• Records shown:
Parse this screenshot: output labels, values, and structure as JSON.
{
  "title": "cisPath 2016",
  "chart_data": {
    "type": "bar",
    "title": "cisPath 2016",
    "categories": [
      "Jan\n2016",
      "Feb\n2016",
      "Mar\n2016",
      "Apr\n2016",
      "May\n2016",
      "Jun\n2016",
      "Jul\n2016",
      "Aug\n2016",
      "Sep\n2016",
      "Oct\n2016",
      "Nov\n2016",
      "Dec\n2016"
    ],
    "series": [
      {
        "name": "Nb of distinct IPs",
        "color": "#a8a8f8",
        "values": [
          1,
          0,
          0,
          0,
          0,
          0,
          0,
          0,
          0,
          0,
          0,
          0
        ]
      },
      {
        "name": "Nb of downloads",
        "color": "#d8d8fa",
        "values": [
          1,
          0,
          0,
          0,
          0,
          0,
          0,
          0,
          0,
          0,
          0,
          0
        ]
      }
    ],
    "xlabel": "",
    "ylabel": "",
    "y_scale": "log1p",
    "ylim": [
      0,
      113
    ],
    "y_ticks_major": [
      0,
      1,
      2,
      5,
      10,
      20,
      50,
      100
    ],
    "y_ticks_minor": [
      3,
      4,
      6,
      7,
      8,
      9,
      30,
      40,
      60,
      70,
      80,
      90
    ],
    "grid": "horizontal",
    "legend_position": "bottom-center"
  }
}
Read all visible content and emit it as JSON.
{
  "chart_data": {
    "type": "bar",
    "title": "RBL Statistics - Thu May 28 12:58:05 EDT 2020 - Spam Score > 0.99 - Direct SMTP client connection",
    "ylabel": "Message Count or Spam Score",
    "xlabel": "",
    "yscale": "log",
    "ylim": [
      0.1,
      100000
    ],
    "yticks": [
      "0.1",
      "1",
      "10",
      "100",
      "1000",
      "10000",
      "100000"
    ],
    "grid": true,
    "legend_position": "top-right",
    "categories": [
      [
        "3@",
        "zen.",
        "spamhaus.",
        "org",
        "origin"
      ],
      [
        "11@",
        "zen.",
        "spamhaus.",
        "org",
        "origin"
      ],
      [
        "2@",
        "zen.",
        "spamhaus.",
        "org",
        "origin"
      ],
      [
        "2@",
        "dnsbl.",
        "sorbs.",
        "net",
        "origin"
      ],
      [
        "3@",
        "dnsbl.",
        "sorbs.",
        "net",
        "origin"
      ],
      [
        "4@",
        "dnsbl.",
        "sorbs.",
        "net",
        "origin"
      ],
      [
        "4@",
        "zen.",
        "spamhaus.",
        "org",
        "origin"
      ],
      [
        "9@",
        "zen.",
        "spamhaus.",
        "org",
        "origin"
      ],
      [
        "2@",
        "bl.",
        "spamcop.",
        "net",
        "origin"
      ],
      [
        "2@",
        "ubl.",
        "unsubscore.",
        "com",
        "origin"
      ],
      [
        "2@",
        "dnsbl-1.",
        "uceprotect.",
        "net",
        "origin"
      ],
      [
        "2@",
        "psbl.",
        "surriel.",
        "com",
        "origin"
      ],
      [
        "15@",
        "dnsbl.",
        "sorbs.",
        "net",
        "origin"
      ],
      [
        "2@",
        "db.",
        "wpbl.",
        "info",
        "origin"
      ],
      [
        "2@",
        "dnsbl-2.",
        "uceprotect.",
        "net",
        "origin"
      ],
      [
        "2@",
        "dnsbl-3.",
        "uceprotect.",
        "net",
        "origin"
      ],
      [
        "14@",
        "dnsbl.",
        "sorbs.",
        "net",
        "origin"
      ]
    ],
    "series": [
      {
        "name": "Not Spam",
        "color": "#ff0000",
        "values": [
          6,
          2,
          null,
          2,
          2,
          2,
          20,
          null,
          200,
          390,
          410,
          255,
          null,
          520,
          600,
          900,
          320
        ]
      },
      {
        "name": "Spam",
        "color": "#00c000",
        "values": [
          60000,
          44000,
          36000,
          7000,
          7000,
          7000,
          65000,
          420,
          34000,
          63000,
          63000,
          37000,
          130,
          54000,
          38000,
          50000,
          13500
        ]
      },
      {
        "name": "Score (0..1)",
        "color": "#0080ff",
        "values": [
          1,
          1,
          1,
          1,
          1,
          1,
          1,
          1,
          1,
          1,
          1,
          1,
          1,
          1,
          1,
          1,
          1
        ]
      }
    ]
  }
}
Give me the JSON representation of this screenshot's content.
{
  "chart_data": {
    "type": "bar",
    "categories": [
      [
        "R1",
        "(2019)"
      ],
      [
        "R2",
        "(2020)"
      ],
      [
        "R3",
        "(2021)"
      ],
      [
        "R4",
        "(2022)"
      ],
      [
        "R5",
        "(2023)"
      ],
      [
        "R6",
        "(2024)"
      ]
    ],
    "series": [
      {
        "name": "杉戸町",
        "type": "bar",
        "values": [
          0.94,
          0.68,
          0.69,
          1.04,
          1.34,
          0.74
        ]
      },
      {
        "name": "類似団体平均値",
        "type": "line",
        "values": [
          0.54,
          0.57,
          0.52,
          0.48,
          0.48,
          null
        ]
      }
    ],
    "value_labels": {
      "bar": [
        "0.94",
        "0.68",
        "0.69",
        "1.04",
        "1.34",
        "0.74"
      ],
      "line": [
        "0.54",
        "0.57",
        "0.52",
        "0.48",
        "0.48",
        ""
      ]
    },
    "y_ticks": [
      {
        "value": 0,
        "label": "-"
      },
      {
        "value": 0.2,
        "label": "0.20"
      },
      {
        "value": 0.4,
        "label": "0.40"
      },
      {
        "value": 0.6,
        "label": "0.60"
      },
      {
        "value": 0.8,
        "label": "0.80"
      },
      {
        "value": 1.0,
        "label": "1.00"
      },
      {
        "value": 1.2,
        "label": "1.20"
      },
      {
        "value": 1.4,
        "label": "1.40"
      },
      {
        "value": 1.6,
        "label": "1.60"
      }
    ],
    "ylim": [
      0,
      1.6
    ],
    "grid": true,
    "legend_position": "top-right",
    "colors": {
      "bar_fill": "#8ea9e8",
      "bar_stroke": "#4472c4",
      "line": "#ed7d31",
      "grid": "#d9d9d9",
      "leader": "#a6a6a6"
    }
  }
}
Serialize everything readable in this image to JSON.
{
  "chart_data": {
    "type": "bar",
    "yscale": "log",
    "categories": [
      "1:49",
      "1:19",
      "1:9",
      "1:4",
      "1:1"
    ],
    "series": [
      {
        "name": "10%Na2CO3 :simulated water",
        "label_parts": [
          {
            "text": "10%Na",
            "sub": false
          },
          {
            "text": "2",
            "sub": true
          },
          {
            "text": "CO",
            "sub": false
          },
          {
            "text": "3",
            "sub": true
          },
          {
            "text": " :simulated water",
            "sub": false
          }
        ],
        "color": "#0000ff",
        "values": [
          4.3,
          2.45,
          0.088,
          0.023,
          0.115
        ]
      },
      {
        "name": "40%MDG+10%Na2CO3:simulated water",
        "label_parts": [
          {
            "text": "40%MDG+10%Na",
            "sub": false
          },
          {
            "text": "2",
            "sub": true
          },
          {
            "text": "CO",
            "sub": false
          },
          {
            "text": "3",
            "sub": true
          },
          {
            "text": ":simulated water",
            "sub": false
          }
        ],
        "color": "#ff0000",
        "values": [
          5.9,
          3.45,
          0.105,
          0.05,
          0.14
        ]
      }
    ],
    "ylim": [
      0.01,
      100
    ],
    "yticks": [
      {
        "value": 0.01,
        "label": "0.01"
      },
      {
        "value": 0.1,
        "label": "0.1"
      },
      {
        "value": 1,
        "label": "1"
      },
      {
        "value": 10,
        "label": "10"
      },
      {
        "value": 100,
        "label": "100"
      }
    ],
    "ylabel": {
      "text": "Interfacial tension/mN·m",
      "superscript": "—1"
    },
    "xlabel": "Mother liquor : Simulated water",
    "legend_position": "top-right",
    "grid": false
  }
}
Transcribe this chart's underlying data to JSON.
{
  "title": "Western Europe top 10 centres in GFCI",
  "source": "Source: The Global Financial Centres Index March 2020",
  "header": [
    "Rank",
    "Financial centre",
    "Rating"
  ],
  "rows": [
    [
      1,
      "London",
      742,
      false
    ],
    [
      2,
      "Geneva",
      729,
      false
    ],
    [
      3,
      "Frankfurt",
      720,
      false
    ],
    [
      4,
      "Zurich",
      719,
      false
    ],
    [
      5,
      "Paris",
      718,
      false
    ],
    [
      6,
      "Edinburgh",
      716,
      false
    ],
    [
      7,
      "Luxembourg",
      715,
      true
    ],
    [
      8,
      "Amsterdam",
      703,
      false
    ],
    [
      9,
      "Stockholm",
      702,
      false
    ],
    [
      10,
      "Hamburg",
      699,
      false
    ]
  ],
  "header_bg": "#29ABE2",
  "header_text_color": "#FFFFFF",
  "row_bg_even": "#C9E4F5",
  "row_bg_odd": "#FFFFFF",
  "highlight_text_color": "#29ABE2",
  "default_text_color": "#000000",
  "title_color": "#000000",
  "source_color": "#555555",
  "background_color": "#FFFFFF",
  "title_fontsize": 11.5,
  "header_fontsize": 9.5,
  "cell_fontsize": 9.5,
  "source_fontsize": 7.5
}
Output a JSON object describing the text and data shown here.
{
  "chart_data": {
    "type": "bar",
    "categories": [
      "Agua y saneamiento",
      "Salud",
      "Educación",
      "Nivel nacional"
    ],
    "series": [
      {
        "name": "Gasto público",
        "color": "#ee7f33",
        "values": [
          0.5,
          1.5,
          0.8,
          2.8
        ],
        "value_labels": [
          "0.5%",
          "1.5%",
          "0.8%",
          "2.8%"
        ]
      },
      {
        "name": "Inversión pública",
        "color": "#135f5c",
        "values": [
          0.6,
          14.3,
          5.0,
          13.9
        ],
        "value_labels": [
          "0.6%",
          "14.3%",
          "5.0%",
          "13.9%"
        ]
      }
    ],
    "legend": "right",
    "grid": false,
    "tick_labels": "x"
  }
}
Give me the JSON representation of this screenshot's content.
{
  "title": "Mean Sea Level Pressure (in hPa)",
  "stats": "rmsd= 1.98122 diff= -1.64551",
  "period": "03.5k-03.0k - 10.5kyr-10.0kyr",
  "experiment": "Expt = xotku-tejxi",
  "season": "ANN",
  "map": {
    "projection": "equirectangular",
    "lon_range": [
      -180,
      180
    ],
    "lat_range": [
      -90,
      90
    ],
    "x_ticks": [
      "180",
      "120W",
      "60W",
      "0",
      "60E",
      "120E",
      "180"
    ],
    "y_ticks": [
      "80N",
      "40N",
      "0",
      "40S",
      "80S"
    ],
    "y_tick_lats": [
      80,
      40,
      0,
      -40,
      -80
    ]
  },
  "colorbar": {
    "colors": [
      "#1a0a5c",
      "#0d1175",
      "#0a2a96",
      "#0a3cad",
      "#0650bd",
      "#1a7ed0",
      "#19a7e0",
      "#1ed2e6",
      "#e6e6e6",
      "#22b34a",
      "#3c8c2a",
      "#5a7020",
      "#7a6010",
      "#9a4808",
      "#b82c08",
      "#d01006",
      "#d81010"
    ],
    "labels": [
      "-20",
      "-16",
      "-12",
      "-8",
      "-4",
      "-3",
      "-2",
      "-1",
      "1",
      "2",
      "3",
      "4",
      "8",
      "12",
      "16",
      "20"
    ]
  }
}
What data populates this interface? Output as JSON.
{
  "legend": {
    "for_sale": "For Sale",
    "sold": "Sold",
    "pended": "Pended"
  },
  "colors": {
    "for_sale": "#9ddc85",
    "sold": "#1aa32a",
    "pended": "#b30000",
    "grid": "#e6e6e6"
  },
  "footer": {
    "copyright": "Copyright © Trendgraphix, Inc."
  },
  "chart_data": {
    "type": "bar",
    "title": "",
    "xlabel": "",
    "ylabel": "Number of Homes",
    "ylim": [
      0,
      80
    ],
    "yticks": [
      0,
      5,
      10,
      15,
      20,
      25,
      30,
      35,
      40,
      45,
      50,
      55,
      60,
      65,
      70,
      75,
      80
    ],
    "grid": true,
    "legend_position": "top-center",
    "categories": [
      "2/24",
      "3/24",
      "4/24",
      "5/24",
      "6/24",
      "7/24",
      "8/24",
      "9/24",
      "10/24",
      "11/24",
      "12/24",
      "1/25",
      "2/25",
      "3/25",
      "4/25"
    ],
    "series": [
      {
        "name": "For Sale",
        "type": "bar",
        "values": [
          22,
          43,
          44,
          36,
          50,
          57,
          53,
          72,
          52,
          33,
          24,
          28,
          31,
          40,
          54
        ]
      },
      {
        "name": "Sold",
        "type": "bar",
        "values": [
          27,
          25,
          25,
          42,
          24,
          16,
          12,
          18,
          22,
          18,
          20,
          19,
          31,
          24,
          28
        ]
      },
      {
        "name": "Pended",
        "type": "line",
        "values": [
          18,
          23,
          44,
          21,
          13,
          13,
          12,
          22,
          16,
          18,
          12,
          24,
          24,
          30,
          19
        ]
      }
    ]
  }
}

• What to work on:
How many lines in the listing above contain "water"? Answer with the number alone.

• Answer to this exercise:
5